* **Instructions for the task**:
Copy out every one of the lines below word for word.

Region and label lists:
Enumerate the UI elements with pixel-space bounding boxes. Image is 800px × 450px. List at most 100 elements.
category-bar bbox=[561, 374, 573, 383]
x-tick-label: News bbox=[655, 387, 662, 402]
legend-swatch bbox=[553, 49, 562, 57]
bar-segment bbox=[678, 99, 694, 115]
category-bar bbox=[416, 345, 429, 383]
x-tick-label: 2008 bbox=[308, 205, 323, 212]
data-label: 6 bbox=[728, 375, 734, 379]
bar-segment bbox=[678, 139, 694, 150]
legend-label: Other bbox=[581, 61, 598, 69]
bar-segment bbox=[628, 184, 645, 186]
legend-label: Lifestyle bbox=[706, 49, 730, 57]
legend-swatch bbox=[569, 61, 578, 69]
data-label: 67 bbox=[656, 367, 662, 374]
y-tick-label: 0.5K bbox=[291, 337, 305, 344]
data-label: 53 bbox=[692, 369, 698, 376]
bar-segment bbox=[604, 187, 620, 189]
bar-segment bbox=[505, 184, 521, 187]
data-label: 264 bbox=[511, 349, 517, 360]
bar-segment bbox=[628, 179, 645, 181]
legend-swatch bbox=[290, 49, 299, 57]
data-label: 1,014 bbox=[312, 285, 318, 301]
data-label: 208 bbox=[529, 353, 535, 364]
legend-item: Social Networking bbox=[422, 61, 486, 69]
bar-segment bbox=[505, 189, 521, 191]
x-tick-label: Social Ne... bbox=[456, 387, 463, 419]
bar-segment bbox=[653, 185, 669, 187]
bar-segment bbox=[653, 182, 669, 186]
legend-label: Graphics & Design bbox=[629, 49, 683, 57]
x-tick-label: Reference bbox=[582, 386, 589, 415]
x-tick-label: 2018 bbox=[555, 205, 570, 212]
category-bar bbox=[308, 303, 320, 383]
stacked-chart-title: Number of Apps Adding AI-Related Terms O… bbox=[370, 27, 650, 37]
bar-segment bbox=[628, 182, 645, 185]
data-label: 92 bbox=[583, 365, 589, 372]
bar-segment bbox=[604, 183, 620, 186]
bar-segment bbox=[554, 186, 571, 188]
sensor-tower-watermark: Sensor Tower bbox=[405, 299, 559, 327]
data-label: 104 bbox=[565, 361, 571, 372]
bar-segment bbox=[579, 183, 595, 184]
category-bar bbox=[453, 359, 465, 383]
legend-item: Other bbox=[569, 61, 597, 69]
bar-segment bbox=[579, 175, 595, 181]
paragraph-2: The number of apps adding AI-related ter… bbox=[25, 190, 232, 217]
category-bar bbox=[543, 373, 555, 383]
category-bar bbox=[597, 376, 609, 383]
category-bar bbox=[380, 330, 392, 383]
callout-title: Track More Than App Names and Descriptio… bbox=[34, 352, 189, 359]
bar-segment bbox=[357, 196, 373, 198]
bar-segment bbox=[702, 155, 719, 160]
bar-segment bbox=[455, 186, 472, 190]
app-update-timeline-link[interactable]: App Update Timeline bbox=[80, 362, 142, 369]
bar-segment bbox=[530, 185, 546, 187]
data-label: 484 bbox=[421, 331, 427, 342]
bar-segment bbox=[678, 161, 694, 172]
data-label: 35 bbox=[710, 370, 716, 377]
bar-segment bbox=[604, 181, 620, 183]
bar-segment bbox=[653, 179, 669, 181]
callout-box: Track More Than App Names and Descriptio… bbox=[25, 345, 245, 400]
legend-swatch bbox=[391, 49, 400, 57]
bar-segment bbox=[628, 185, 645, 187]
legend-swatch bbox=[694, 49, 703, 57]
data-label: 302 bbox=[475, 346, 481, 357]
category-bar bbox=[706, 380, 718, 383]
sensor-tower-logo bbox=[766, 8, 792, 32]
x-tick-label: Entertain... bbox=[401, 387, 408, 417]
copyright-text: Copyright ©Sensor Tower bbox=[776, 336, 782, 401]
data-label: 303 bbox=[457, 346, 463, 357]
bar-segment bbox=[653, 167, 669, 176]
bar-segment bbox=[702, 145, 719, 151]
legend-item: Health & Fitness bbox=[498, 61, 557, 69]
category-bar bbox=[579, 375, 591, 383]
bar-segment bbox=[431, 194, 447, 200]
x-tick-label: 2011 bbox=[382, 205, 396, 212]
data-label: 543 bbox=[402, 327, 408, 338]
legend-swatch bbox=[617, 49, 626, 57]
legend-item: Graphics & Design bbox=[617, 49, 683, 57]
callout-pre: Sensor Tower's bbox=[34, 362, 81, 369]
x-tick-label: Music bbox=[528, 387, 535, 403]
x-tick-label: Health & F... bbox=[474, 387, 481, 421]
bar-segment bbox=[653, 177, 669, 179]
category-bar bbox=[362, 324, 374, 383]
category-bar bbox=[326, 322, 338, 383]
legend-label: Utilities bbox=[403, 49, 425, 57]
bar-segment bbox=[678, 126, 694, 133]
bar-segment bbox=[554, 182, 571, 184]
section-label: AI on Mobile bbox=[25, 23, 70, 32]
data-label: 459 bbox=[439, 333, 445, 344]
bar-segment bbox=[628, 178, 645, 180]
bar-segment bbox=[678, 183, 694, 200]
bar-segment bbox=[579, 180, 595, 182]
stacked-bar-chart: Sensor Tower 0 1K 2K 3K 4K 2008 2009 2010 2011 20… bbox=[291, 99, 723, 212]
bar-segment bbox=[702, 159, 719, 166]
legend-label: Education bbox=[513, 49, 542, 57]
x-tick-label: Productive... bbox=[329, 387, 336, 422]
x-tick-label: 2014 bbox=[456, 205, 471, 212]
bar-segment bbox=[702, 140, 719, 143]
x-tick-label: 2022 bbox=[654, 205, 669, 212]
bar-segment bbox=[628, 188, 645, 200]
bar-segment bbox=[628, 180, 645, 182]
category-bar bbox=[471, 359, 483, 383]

* **Solution**:
Enumerate the UI elements with pixel-space bounding boxes. Image is 800px × 450px. List at most 100 elements.
category-bar bbox=[561, 374, 573, 383]
x-tick-label: News bbox=[655, 387, 662, 402]
legend-swatch bbox=[553, 49, 562, 57]
bar-segment bbox=[678, 99, 694, 115]
category-bar bbox=[416, 345, 429, 383]
x-tick-label: 2008 bbox=[308, 205, 323, 212]
data-label: 6 bbox=[728, 375, 734, 379]
bar-segment bbox=[678, 139, 694, 150]
legend-label: Other bbox=[581, 61, 598, 69]
bar-segment bbox=[628, 184, 645, 186]
legend-label: Lifestyle bbox=[706, 49, 730, 57]
legend-swatch bbox=[569, 61, 578, 69]
data-label: 67 bbox=[656, 367, 662, 374]
y-tick-label: 0.5K bbox=[291, 337, 305, 344]
data-label: 53 bbox=[692, 369, 698, 376]
bar-segment bbox=[604, 187, 620, 189]
bar-segment bbox=[505, 184, 521, 187]
data-label: 264 bbox=[511, 349, 517, 360]
bar-segment bbox=[628, 179, 645, 181]
legend-swatch bbox=[290, 49, 299, 57]
data-label: 1,014 bbox=[312, 285, 318, 301]
data-label: 208 bbox=[529, 353, 535, 364]
legend-item: Social Networking bbox=[422, 61, 486, 69]
bar-segment bbox=[505, 189, 521, 191]
x-tick-label: Social Ne... bbox=[456, 387, 463, 419]
bar-segment bbox=[653, 185, 669, 187]
bar-segment bbox=[653, 182, 669, 186]
legend-label: Graphics & Design bbox=[629, 49, 683, 57]
x-tick-label: Reference bbox=[582, 386, 589, 415]
x-tick-label: 2018 bbox=[555, 205, 570, 212]
category-bar bbox=[308, 303, 320, 383]
stacked-chart-title: Number of Apps Adding AI-Related Terms O… bbox=[370, 27, 650, 37]
bar-segment bbox=[628, 182, 645, 185]
data-label: 92 bbox=[583, 365, 589, 372]
bar-segment bbox=[604, 183, 620, 186]
bar-segment bbox=[554, 186, 571, 188]
sensor-tower-watermark: Sensor Tower bbox=[405, 299, 559, 327]
data-label: 104 bbox=[565, 361, 571, 372]
bar-segment bbox=[579, 183, 595, 184]
category-bar bbox=[453, 359, 465, 383]
legend-item: Other bbox=[569, 61, 597, 69]
bar-segment bbox=[579, 175, 595, 181]
paragraph-2: The number of apps adding AI-related ter… bbox=[25, 190, 232, 217]
category-bar bbox=[543, 373, 555, 383]
category-bar bbox=[597, 376, 609, 383]
category-bar bbox=[380, 330, 392, 383]
callout-title: Track More Than App Names and Descriptio… bbox=[34, 352, 189, 359]
bar-segment bbox=[357, 196, 373, 198]
bar-segment bbox=[702, 155, 719, 160]
bar-segment bbox=[455, 186, 472, 190]
app-update-timeline-link[interactable]: App Update Timeline bbox=[80, 362, 142, 369]
bar-segment bbox=[530, 185, 546, 187]
data-label: 484 bbox=[421, 331, 427, 342]
bar-segment bbox=[678, 161, 694, 172]
data-label: 35 bbox=[710, 370, 716, 377]
bar-segment bbox=[604, 181, 620, 183]
bar-segment bbox=[653, 179, 669, 181]
callout-box: Track More Than App Names and Descriptio… bbox=[25, 345, 245, 400]
legend-swatch bbox=[391, 49, 400, 57]
bar-segment bbox=[628, 185, 645, 187]
legend-swatch bbox=[694, 49, 703, 57]
data-label: 302 bbox=[475, 346, 481, 357]
category-bar bbox=[706, 380, 718, 383]
sensor-tower-logo bbox=[766, 8, 792, 32]
x-tick-label: Entertain... bbox=[401, 387, 408, 417]
copyright-text: Copyright ©Sensor Tower bbox=[776, 336, 782, 401]
data-label: 303 bbox=[457, 346, 463, 357]
bar-segment bbox=[653, 167, 669, 176]
bar-segment bbox=[702, 145, 719, 151]
legend-item: Health & Fitness bbox=[498, 61, 557, 69]
category-bar bbox=[579, 375, 591, 383]
bar-segment bbox=[431, 194, 447, 200]
x-tick-label: 2011 bbox=[382, 205, 396, 212]
data-label: 543 bbox=[402, 327, 408, 338]
legend-swatch bbox=[617, 49, 626, 57]
legend-item: Graphics & Design bbox=[617, 49, 683, 57]
callout-pre: Sensor Tower's bbox=[34, 362, 81, 369]
x-tick-label: Music bbox=[528, 387, 535, 403]
x-tick-label: Health & F... bbox=[474, 387, 481, 421]
bar-segment bbox=[653, 177, 669, 179]
category-bar bbox=[362, 324, 374, 383]
category-bar bbox=[326, 322, 338, 383]
legend-label: Utilities bbox=[403, 49, 425, 57]
bar-segment bbox=[678, 126, 694, 133]
bar-segment bbox=[554, 182, 571, 184]
section-label: AI on Mobile bbox=[25, 23, 70, 32]
data-label: 459 bbox=[439, 333, 445, 344]
bar-segment bbox=[628, 178, 645, 180]
bar-segment bbox=[678, 183, 694, 200]
bar-segment bbox=[579, 180, 595, 182]
stacked-bar-chart: Sensor Tower 0 1K 2K 3K 4K 2008 2009 2010 2011 20… bbox=[291, 99, 723, 212]
bar-segment bbox=[702, 159, 719, 166]
legend-label: Education bbox=[513, 49, 542, 57]
x-tick-label: Productive... bbox=[329, 387, 336, 422]
x-tick-label: 2014 bbox=[456, 205, 471, 212]
bar-segment bbox=[702, 140, 719, 143]
x-tick-label: 2022 bbox=[654, 205, 669, 212]
bar-segment bbox=[628, 188, 645, 200]
bar-segment bbox=[628, 180, 645, 182]
category-bar bbox=[471, 359, 483, 383]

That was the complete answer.